Set task – Exactly as written, quote every line that follows, skipping the images.

Information given –
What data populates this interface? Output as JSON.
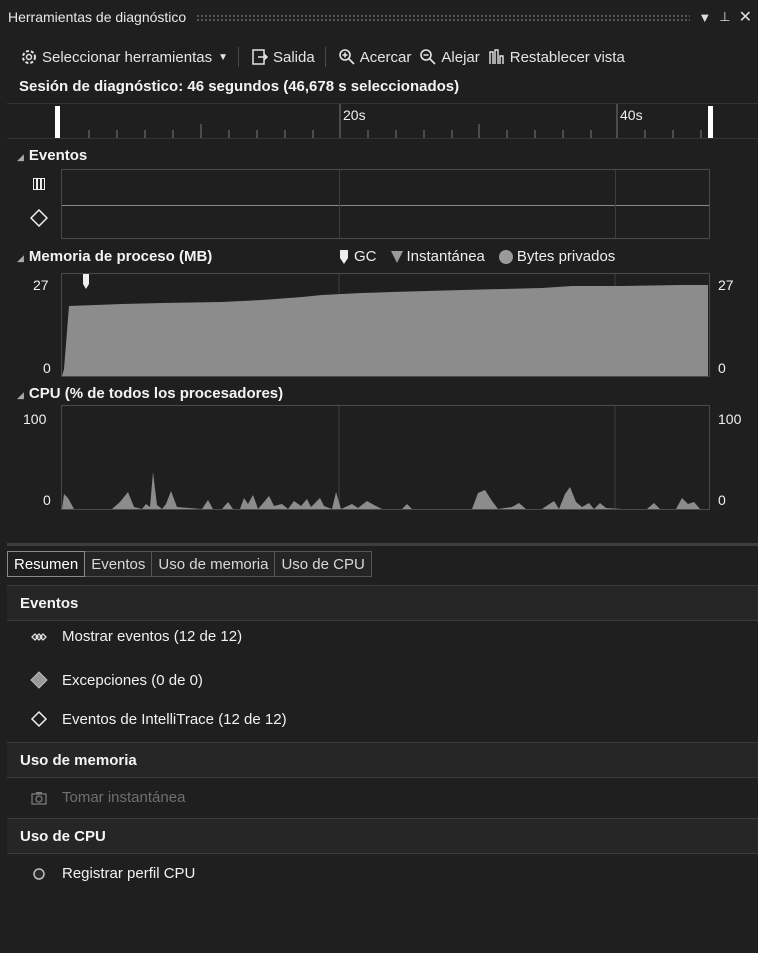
{
  "window": {
    "title": "Herramientas de diagnóstico",
    "dropdown_icon": "caret-down-icon",
    "pin_icon": "pin-icon",
    "close_icon": "close-icon"
  },
  "toolbar": {
    "select_tools": "Seleccionar herramientas",
    "output": "Salida",
    "zoom_in": "Acercar",
    "zoom_out": "Alejar",
    "reset_view": "Restablecer vista"
  },
  "session": {
    "text": "Sesión de diagnóstico: 46 segundos (46,678 s seleccionados)",
    "ruler_labels": [
      "20s",
      "40s"
    ]
  },
  "events_panel": {
    "title": "Eventos"
  },
  "memory_panel": {
    "title": "Memoria de proceso (MB)",
    "legend": {
      "gc": "GC",
      "snapshot": "Instantánea",
      "private_bytes": "Bytes privados"
    },
    "y_max": "27",
    "y_min": "0"
  },
  "cpu_panel": {
    "title": "CPU (% de todos los procesadores)",
    "y_max": "100",
    "y_min": "0"
  },
  "tabs": [
    "Resumen",
    "Eventos",
    "Uso de memoria",
    "Uso de CPU"
  ],
  "summary": {
    "events_header": "Eventos",
    "show_events": "Mostrar eventos (12 de 12)",
    "exceptions": "Excepciones (0 de 0)",
    "intellitrace": "Eventos de IntelliTrace (12 de 12)",
    "memory_header": "Uso de memoria",
    "take_snapshot": "Tomar instantánea",
    "cpu_header": "Uso de CPU",
    "record_cpu": "Registrar perfil CPU"
  },
  "colors": {
    "background": "#1f1f1f",
    "chart_fill": "#8c8c8c",
    "selection_marker": "#ffffff"
  }
}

Task response –
What data populates this interface? Output as JSON.
{
  "window": {
    "title": "Herramientas de diagnóstico",
    "dropdown_icon": "caret-down-icon",
    "pin_icon": "pin-icon",
    "close_icon": "close-icon"
  },
  "toolbar": {
    "select_tools": "Seleccionar herramientas",
    "output": "Salida",
    "zoom_in": "Acercar",
    "zoom_out": "Alejar",
    "reset_view": "Restablecer vista"
  },
  "session": {
    "text": "Sesión de diagnóstico: 46 segundos (46,678 s seleccionados)",
    "ruler_labels": [
      "20s",
      "40s"
    ]
  },
  "events_panel": {
    "title": "Eventos"
  },
  "memory_panel": {
    "title": "Memoria de proceso (MB)",
    "legend": {
      "gc": "GC",
      "snapshot": "Instantánea",
      "private_bytes": "Bytes privados"
    },
    "y_max": "27",
    "y_min": "0"
  },
  "cpu_panel": {
    "title": "CPU (% de todos los procesadores)",
    "y_max": "100",
    "y_min": "0"
  },
  "tabs": [
    "Resumen",
    "Eventos",
    "Uso de memoria",
    "Uso de CPU"
  ],
  "summary": {
    "events_header": "Eventos",
    "show_events": "Mostrar eventos (12 de 12)",
    "exceptions": "Excepciones (0 de 0)",
    "intellitrace": "Eventos de IntelliTrace (12 de 12)",
    "memory_header": "Uso de memoria",
    "take_snapshot": "Tomar instantánea",
    "cpu_header": "Uso de CPU",
    "record_cpu": "Registrar perfil CPU"
  },
  "colors": {
    "background": "#1f1f1f",
    "chart_fill": "#8c8c8c",
    "selection_marker": "#ffffff"
  }
}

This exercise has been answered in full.